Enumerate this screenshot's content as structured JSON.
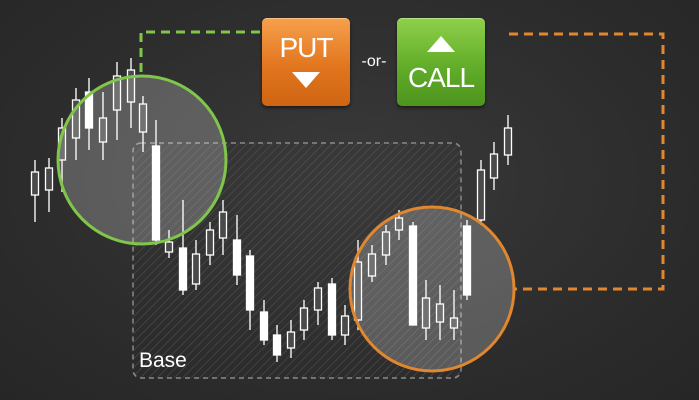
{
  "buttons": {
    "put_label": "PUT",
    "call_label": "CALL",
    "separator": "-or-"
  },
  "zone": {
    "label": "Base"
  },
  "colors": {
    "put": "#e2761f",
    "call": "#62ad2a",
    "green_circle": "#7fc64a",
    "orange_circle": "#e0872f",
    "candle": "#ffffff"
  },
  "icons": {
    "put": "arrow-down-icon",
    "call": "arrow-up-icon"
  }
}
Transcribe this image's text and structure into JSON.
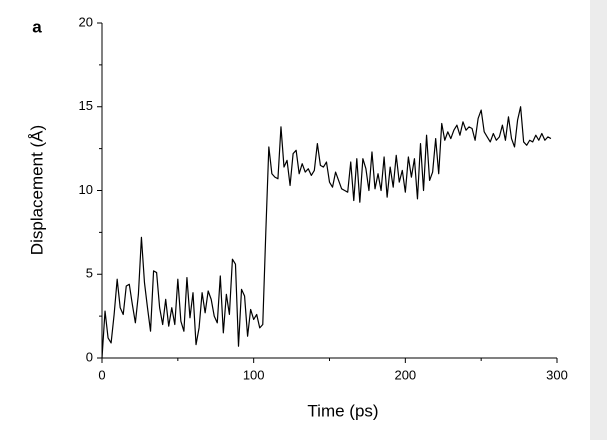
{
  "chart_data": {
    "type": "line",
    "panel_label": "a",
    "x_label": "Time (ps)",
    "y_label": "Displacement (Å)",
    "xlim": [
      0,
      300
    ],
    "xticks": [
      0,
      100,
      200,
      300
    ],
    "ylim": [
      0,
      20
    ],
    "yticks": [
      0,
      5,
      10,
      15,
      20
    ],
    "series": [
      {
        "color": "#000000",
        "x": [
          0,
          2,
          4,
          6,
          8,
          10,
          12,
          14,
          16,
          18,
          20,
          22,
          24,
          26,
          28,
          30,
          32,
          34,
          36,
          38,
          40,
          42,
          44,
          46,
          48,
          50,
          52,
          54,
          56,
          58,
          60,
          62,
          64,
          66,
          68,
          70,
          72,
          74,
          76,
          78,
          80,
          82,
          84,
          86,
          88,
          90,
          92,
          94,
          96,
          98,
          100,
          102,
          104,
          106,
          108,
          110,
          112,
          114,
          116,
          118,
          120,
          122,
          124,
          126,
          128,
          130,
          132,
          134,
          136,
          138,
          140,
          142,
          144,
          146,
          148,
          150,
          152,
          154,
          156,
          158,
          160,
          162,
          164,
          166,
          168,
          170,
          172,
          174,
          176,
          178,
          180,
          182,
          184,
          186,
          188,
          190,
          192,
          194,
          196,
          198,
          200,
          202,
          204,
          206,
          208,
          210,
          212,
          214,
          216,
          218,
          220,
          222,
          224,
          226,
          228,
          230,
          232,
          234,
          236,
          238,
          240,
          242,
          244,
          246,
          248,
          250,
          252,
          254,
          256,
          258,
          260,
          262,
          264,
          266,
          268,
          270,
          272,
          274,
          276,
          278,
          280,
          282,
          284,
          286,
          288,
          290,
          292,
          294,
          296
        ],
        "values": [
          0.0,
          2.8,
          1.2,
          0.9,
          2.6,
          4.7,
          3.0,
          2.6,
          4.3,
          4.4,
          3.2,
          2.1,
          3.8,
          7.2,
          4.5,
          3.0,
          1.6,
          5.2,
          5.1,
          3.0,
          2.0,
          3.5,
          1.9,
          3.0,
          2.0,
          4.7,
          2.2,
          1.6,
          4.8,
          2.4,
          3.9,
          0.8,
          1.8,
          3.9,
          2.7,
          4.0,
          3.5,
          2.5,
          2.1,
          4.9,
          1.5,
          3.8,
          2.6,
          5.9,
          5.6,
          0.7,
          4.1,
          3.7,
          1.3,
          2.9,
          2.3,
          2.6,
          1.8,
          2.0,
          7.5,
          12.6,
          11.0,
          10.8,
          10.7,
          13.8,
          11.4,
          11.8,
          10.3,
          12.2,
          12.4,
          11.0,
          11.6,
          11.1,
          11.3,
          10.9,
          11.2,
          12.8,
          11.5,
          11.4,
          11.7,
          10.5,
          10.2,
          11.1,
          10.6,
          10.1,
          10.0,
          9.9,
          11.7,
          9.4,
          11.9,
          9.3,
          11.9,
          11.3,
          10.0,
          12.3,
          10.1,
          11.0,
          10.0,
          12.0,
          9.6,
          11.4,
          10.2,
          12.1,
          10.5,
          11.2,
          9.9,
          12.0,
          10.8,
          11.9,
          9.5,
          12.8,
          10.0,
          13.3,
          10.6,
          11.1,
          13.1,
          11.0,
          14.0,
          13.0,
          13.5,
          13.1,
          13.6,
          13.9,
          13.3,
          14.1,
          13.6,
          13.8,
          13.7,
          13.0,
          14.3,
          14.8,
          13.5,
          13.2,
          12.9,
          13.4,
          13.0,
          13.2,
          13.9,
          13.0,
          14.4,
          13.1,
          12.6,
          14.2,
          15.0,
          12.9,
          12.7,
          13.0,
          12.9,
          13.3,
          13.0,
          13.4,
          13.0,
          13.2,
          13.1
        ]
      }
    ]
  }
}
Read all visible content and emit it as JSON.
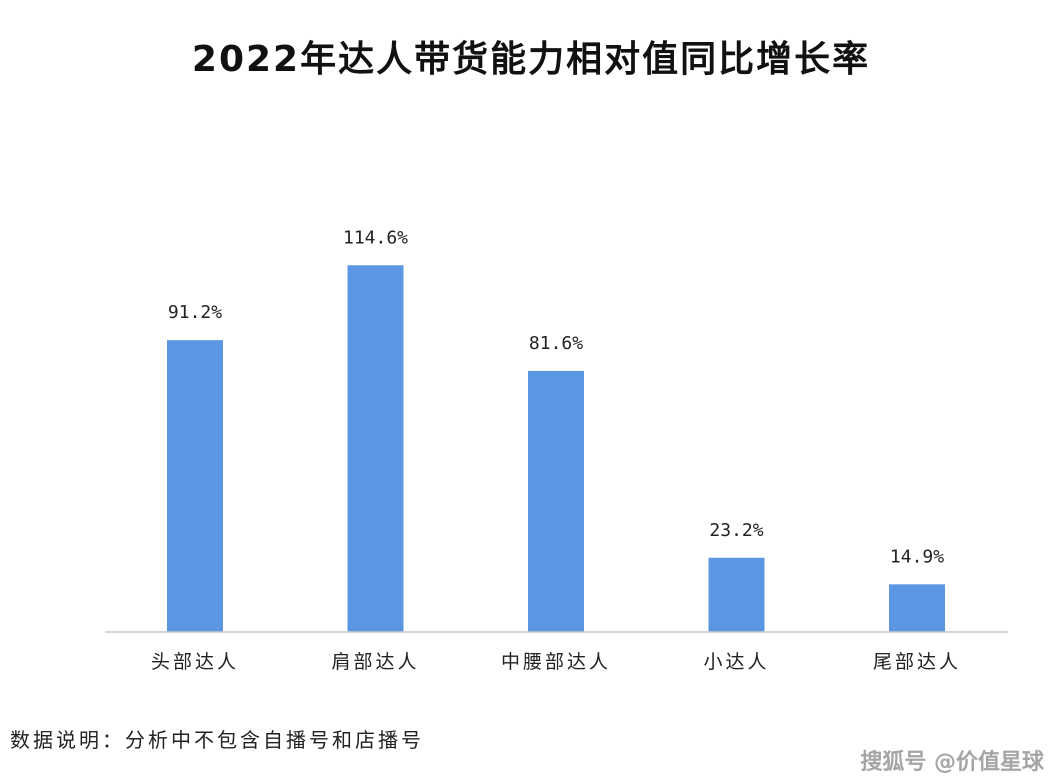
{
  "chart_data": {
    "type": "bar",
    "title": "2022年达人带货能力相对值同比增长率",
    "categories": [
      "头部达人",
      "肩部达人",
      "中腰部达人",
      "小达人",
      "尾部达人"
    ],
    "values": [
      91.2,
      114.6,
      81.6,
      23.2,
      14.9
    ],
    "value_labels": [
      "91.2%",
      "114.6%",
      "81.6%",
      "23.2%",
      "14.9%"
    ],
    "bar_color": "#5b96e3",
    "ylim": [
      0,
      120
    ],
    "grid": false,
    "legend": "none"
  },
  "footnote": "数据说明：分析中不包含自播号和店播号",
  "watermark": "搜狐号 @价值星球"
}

______

* _What to do_
Give back the entries verbatim. Do not include any picture.

* _Final result_
Enumerate this screenshot's content as structured JSON.
{
  "buttons": {
    "put_label": "PUT",
    "call_label": "CALL",
    "separator": "-or-"
  },
  "zone": {
    "label": "Base"
  },
  "colors": {
    "put": "#e2761f",
    "call": "#62ad2a",
    "green_circle": "#7fc64a",
    "orange_circle": "#e0872f",
    "candle": "#ffffff"
  },
  "icons": {
    "put": "arrow-down-icon",
    "call": "arrow-up-icon"
  }
}
Transcribe this image's text and structure into JSON.
{
  "chart_data": {
    "type": "line",
    "panel_label": "a",
    "x_label": "Time (ps)",
    "y_label": "Displacement (Å)",
    "xlim": [
      0,
      300
    ],
    "xticks": [
      0,
      100,
      200,
      300
    ],
    "ylim": [
      0,
      20
    ],
    "yticks": [
      0,
      5,
      10,
      15,
      20
    ],
    "series": [
      {
        "color": "#000000",
        "x": [
          0,
          2,
          4,
          6,
          8,
          10,
          12,
          14,
          16,
          18,
          20,
          22,
          24,
          26,
          28,
          30,
          32,
          34,
          36,
          38,
          40,
          42,
          44,
          46,
          48,
          50,
          52,
          54,
          56,
          58,
          60,
          62,
          64,
          66,
          68,
          70,
          72,
          74,
          76,
          78,
          80,
          82,
          84,
          86,
          88,
          90,
          92,
          94,
          96,
          98,
          100,
          102,
          104,
          106,
          108,
          110,
          112,
          114,
          116,
          118,
          120,
          122,
          124,
          126,
          128,
          130,
          132,
          134,
          136,
          138,
          140,
          142,
          144,
          146,
          148,
          150,
          152,
          154,
          156,
          158,
          160,
          162,
          164,
          166,
          168,
          170,
          172,
          174,
          176,
          178,
          180,
          182,
          184,
          186,
          188,
          190,
          192,
          194,
          196,
          198,
          200,
          202,
          204,
          206,
          208,
          210,
          212,
          214,
          216,
          218,
          220,
          222,
          224,
          226,
          228,
          230,
          232,
          234,
          236,
          238,
          240,
          242,
          244,
          246,
          248,
          250,
          252,
          254,
          256,
          258,
          260,
          262,
          264,
          266,
          268,
          270,
          272,
          274,
          276,
          278,
          280,
          282,
          284,
          286,
          288,
          290,
          292,
          294,
          296
        ],
        "values": [
          0.0,
          2.8,
          1.2,
          0.9,
          2.6,
          4.7,
          3.0,
          2.6,
          4.3,
          4.4,
          3.2,
          2.1,
          3.8,
          7.2,
          4.5,
          3.0,
          1.6,
          5.2,
          5.1,
          3.0,
          2.0,
          3.5,
          1.9,
          3.0,
          2.0,
          4.7,
          2.2,
          1.6,
          4.8,
          2.4,
          3.9,
          0.8,
          1.8,
          3.9,
          2.7,
          4.0,
          3.5,
          2.5,
          2.1,
          4.9,
          1.5,
          3.8,
          2.6,
          5.9,
          5.6,
          0.7,
          4.1,
          3.7,
          1.3,
          2.9,
          2.3,
          2.6,
          1.8,
          2.0,
          7.5,
          12.6,
          11.0,
          10.8,
          10.7,
          13.8,
          11.4,
          11.8,
          10.3,
          12.2,
          12.4,
          11.0,
          11.6,
          11.1,
          11.3,
          10.9,
          11.2,
          12.8,
          11.5,
          11.4,
          11.7,
          10.5,
          10.2,
          11.1,
          10.6,
          10.1,
          10.0,
          9.9,
          11.7,
          9.4,
          11.9,
          9.3,
          11.9,
          11.3,
          10.0,
          12.3,
          10.1,
          11.0,
          10.0,
          12.0,
          9.6,
          11.4,
          10.2,
          12.1,
          10.5,
          11.2,
          9.9,
          12.0,
          10.8,
          11.9,
          9.5,
          12.8,
          10.0,
          13.3,
          10.6,
          11.1,
          13.1,
          11.0,
          14.0,
          13.0,
          13.5,
          13.1,
          13.6,
          13.9,
          13.3,
          14.1,
          13.6,
          13.8,
          13.7,
          13.0,
          14.3,
          14.8,
          13.5,
          13.2,
          12.9,
          13.4,
          13.0,
          13.2,
          13.9,
          13.0,
          14.4,
          13.1,
          12.6,
          14.2,
          15.0,
          12.9,
          12.7,
          13.0,
          12.9,
          13.3,
          13.0,
          13.4,
          13.0,
          13.2,
          13.1
        ]
      }
    ]
  }
}
Read all visible content and emit it as JSON.
{
  "chart_data": {
    "type": "bar",
    "title": "2022年达人带货能力相对值同比增长率",
    "categories": [
      "头部达人",
      "肩部达人",
      "中腰部达人",
      "小达人",
      "尾部达人"
    ],
    "values": [
      91.2,
      114.6,
      81.6,
      23.2,
      14.9
    ],
    "value_labels": [
      "91.2%",
      "114.6%",
      "81.6%",
      "23.2%",
      "14.9%"
    ],
    "bar_color": "#5b96e3",
    "ylim": [
      0,
      120
    ],
    "grid": false,
    "legend": "none"
  },
  "footnote": "数据说明：分析中不包含自播号和店播号",
  "watermark": "搜狐号 @价值星球"
}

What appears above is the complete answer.